** start of Information given **
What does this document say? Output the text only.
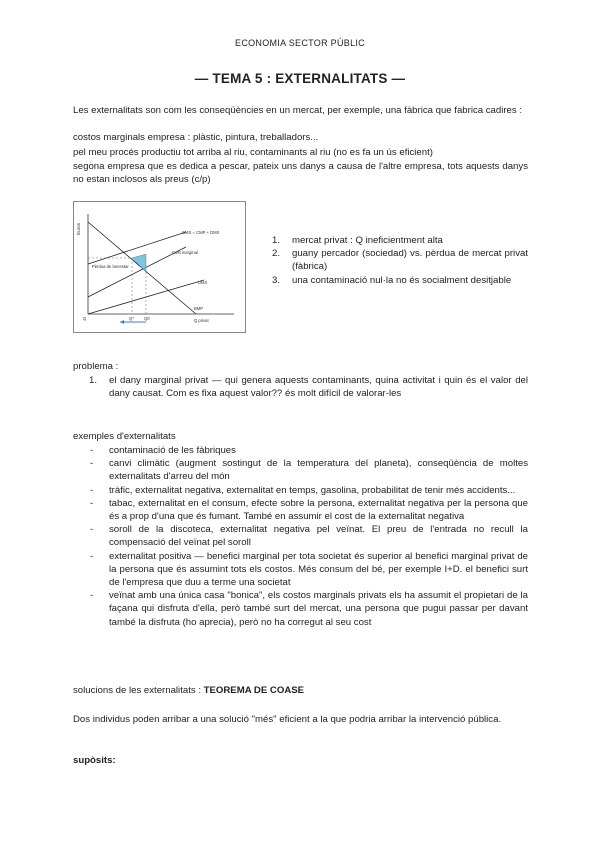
ECONOMIA SECTOR PÚBLIC
— TEMA 5 : EXTERNALITATS —
Les externalitats son com les conseqüències en un mercat, per exemple, una fàbrica que fabrica cadires :
costos marginals empresa : plàstic, pintura, treballadors...
pel meu procés productiu tot arriba al riu, contaminants al riu (no es fa un ús eficient)
segona empresa que es dedica a pescar, pateix uns danys a causa de l'altre empresa, tots aquests danys no estan inclosos als preus (c/p)
Euros	CMS = CMP + DMX
Cost marginal
DMX
BMP
Q privat
Q	Q* Q0
Pèrdua de benestar
1. mercat privat : Q ineficientment alta
2. guany percador (sociedad) vs. pèrdua de mercat privat (fàbrica)
3. una contaminació nul·la no és socialment desitjable
problema :
1. el dany marginal privat — qui genera aquests contaminants, quina activitat i quin és el valor del dany causat. Com es fixa aquest valor?? és molt difícil de valorar-les
exemples d'externalitats
- contaminació de les fàbriques
- canvi climàtic (augment sostingut de la temperatura del planeta), conseqüència de moltes externalitats d'arreu del món
- tràfic, externalitat negativa, externalitat en temps, gasolina, probabilitat de tenir més accidents...
- tabac, externalitat en el consum, efecte sobre la persona, externalitat negativa per la persona que és a prop d'una que és fumant. També en assumir el cost de la externalitat negativa
- soroll de la discoteca, externalitat negativa pel veïnat. El preu de l'entrada no recull la compensació del veïnat pel soroll
- externalitat positiva — benefici marginal per tota societat és superior al benefici marginal privat de la persona que és assumint tots els costos. Més consum del bé, per exemple I+D. el benefici surt de l'empresa que duu a terme una societat
- veïnat amb una única casa "bonica", els costos marginals privats els ha assumit el propietari de la façana qui disfruta d'ella, però també surt del mercat, una persona que pugui passar per davant també la disfruta (ho aprecia), però no ha corregut al seu cost
solucions de les externalitats : TEOREMA DE COASE
Dos individus poden arribar a una solució "més" eficient a la que podria arribar la intervenció pública.
supòsits:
** end of Information given **
Goal of the exercise: Going through the entries above line by line, work out how many lines include the word "fàbrica". Only the number is required.

Final answer: 2